_PROBLEM DESCRIPTION_: Your task is to output the data exactly as it stands.
+ + +
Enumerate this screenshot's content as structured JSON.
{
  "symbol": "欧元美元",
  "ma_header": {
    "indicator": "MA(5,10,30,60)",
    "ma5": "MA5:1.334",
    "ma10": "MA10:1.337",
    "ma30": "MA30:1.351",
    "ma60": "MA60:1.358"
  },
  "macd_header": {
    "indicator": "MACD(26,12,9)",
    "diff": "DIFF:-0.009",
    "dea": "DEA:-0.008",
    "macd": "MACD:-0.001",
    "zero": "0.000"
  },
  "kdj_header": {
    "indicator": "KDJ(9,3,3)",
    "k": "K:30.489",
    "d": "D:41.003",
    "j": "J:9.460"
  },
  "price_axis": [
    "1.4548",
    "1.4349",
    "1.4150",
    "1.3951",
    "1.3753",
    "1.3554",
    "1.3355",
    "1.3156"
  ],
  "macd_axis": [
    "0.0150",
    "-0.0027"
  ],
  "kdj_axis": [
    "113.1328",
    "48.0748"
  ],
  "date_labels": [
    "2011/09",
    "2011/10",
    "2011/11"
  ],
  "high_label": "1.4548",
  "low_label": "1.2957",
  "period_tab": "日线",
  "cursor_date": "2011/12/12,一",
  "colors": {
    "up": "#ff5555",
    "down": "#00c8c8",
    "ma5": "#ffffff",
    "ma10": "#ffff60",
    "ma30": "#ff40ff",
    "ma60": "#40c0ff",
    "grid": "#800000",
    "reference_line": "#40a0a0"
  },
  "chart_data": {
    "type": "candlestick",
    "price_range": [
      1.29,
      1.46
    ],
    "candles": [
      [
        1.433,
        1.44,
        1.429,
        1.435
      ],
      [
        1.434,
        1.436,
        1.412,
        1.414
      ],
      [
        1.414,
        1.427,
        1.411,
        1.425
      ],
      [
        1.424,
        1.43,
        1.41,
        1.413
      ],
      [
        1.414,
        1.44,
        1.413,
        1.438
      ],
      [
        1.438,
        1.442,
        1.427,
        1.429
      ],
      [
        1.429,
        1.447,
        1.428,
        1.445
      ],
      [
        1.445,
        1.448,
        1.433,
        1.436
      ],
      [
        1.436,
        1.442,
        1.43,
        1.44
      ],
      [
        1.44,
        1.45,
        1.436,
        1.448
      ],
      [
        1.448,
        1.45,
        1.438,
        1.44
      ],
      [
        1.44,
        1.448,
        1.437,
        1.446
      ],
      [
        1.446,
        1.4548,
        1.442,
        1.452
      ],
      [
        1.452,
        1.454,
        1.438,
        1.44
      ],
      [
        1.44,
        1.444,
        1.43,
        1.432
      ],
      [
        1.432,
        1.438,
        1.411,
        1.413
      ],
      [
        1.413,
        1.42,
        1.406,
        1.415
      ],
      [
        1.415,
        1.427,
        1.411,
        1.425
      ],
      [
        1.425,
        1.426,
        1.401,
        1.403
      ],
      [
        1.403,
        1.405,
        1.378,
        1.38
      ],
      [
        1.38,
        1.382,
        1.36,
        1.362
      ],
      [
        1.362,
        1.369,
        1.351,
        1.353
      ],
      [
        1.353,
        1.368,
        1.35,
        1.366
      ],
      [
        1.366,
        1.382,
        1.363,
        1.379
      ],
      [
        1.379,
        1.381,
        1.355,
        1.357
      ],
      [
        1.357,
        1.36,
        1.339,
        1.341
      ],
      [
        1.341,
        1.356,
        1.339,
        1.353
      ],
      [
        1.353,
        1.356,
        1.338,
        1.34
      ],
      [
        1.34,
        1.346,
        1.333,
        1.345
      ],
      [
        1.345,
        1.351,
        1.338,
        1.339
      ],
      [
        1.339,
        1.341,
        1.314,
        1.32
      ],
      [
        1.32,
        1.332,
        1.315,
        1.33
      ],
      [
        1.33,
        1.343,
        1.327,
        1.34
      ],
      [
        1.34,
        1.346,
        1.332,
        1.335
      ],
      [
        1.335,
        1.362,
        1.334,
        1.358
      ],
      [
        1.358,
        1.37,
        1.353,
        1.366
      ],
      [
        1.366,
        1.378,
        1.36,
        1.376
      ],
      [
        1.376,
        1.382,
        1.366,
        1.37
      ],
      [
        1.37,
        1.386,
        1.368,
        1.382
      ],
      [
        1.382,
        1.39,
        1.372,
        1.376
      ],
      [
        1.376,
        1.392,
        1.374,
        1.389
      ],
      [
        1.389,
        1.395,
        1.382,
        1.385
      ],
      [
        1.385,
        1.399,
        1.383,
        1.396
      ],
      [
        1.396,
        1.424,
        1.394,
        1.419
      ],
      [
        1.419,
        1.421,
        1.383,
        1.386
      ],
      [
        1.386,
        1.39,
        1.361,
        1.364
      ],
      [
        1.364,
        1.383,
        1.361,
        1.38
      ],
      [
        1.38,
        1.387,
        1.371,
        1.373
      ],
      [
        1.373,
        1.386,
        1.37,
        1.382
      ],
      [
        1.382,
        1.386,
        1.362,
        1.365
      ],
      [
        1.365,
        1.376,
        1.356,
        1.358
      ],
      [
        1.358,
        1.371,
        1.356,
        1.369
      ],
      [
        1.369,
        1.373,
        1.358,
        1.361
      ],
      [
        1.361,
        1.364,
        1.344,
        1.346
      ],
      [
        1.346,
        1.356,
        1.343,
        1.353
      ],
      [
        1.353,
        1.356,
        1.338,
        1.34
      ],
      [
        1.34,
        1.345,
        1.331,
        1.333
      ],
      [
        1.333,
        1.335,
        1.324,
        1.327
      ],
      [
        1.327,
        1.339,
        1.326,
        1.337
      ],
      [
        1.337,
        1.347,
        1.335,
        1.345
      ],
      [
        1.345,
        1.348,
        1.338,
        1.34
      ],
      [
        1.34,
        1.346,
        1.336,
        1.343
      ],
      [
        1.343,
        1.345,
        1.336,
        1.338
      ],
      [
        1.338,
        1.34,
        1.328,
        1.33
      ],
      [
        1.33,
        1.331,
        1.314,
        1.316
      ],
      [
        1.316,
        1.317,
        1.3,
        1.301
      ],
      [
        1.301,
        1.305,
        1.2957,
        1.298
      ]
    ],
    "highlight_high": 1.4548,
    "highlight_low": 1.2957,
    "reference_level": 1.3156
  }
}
+ + +
_SOLUTION FOR THIS TASK_:
Enumerate this screenshot's content as structured JSON.
{
  "symbol": "欧元美元",
  "ma_header": {
    "indicator": "MA(5,10,30,60)",
    "ma5": "MA5:1.334",
    "ma10": "MA10:1.337",
    "ma30": "MA30:1.351",
    "ma60": "MA60:1.358"
  },
  "macd_header": {
    "indicator": "MACD(26,12,9)",
    "diff": "DIFF:-0.009",
    "dea": "DEA:-0.008",
    "macd": "MACD:-0.001",
    "zero": "0.000"
  },
  "kdj_header": {
    "indicator": "KDJ(9,3,3)",
    "k": "K:30.489",
    "d": "D:41.003",
    "j": "J:9.460"
  },
  "price_axis": [
    "1.4548",
    "1.4349",
    "1.4150",
    "1.3951",
    "1.3753",
    "1.3554",
    "1.3355",
    "1.3156"
  ],
  "macd_axis": [
    "0.0150",
    "-0.0027"
  ],
  "kdj_axis": [
    "113.1328",
    "48.0748"
  ],
  "date_labels": [
    "2011/09",
    "2011/10",
    "2011/11"
  ],
  "high_label": "1.4548",
  "low_label": "1.2957",
  "period_tab": "日线",
  "cursor_date": "2011/12/12,一",
  "colors": {
    "up": "#ff5555",
    "down": "#00c8c8",
    "ma5": "#ffffff",
    "ma10": "#ffff60",
    "ma30": "#ff40ff",
    "ma60": "#40c0ff",
    "grid": "#800000",
    "reference_line": "#40a0a0"
  },
  "chart_data": {
    "type": "candlestick",
    "price_range": [
      1.29,
      1.46
    ],
    "candles": [
      [
        1.433,
        1.44,
        1.429,
        1.435
      ],
      [
        1.434,
        1.436,
        1.412,
        1.414
      ],
      [
        1.414,
        1.427,
        1.411,
        1.425
      ],
      [
        1.424,
        1.43,
        1.41,
        1.413
      ],
      [
        1.414,
        1.44,
        1.413,
        1.438
      ],
      [
        1.438,
        1.442,
        1.427,
        1.429
      ],
      [
        1.429,
        1.447,
        1.428,
        1.445
      ],
      [
        1.445,
        1.448,
        1.433,
        1.436
      ],
      [
        1.436,
        1.442,
        1.43,
        1.44
      ],
      [
        1.44,
        1.45,
        1.436,
        1.448
      ],
      [
        1.448,
        1.45,
        1.438,
        1.44
      ],
      [
        1.44,
        1.448,
        1.437,
        1.446
      ],
      [
        1.446,
        1.4548,
        1.442,
        1.452
      ],
      [
        1.452,
        1.454,
        1.438,
        1.44
      ],
      [
        1.44,
        1.444,
        1.43,
        1.432
      ],
      [
        1.432,
        1.438,
        1.411,
        1.413
      ],
      [
        1.413,
        1.42,
        1.406,
        1.415
      ],
      [
        1.415,
        1.427,
        1.411,
        1.425
      ],
      [
        1.425,
        1.426,
        1.401,
        1.403
      ],
      [
        1.403,
        1.405,
        1.378,
        1.38
      ],
      [
        1.38,
        1.382,
        1.36,
        1.362
      ],
      [
        1.362,
        1.369,
        1.351,
        1.353
      ],
      [
        1.353,
        1.368,
        1.35,
        1.366
      ],
      [
        1.366,
        1.382,
        1.363,
        1.379
      ],
      [
        1.379,
        1.381,
        1.355,
        1.357
      ],
      [
        1.357,
        1.36,
        1.339,
        1.341
      ],
      [
        1.341,
        1.356,
        1.339,
        1.353
      ],
      [
        1.353,
        1.356,
        1.338,
        1.34
      ],
      [
        1.34,
        1.346,
        1.333,
        1.345
      ],
      [
        1.345,
        1.351,
        1.338,
        1.339
      ],
      [
        1.339,
        1.341,
        1.314,
        1.32
      ],
      [
        1.32,
        1.332,
        1.315,
        1.33
      ],
      [
        1.33,
        1.343,
        1.327,
        1.34
      ],
      [
        1.34,
        1.346,
        1.332,
        1.335
      ],
      [
        1.335,
        1.362,
        1.334,
        1.358
      ],
      [
        1.358,
        1.37,
        1.353,
        1.366
      ],
      [
        1.366,
        1.378,
        1.36,
        1.376
      ],
      [
        1.376,
        1.382,
        1.366,
        1.37
      ],
      [
        1.37,
        1.386,
        1.368,
        1.382
      ],
      [
        1.382,
        1.39,
        1.372,
        1.376
      ],
      [
        1.376,
        1.392,
        1.374,
        1.389
      ],
      [
        1.389,
        1.395,
        1.382,
        1.385
      ],
      [
        1.385,
        1.399,
        1.383,
        1.396
      ],
      [
        1.396,
        1.424,
        1.394,
        1.419
      ],
      [
        1.419,
        1.421,
        1.383,
        1.386
      ],
      [
        1.386,
        1.39,
        1.361,
        1.364
      ],
      [
        1.364,
        1.383,
        1.361,
        1.38
      ],
      [
        1.38,
        1.387,
        1.371,
        1.373
      ],
      [
        1.373,
        1.386,
        1.37,
        1.382
      ],
      [
        1.382,
        1.386,
        1.362,
        1.365
      ],
      [
        1.365,
        1.376,
        1.356,
        1.358
      ],
      [
        1.358,
        1.371,
        1.356,
        1.369
      ],
      [
        1.369,
        1.373,
        1.358,
        1.361
      ],
      [
        1.361,
        1.364,
        1.344,
        1.346
      ],
      [
        1.346,
        1.356,
        1.343,
        1.353
      ],
      [
        1.353,
        1.356,
        1.338,
        1.34
      ],
      [
        1.34,
        1.345,
        1.331,
        1.333
      ],
      [
        1.333,
        1.335,
        1.324,
        1.327
      ],
      [
        1.327,
        1.339,
        1.326,
        1.337
      ],
      [
        1.337,
        1.347,
        1.335,
        1.345
      ],
      [
        1.345,
        1.348,
        1.338,
        1.34
      ],
      [
        1.34,
        1.346,
        1.336,
        1.343
      ],
      [
        1.343,
        1.345,
        1.336,
        1.338
      ],
      [
        1.338,
        1.34,
        1.328,
        1.33
      ],
      [
        1.33,
        1.331,
        1.314,
        1.316
      ],
      [
        1.316,
        1.317,
        1.3,
        1.301
      ],
      [
        1.301,
        1.305,
        1.2957,
        1.298
      ]
    ],
    "highlight_high": 1.4548,
    "highlight_low": 1.2957,
    "reference_level": 1.3156
  }
}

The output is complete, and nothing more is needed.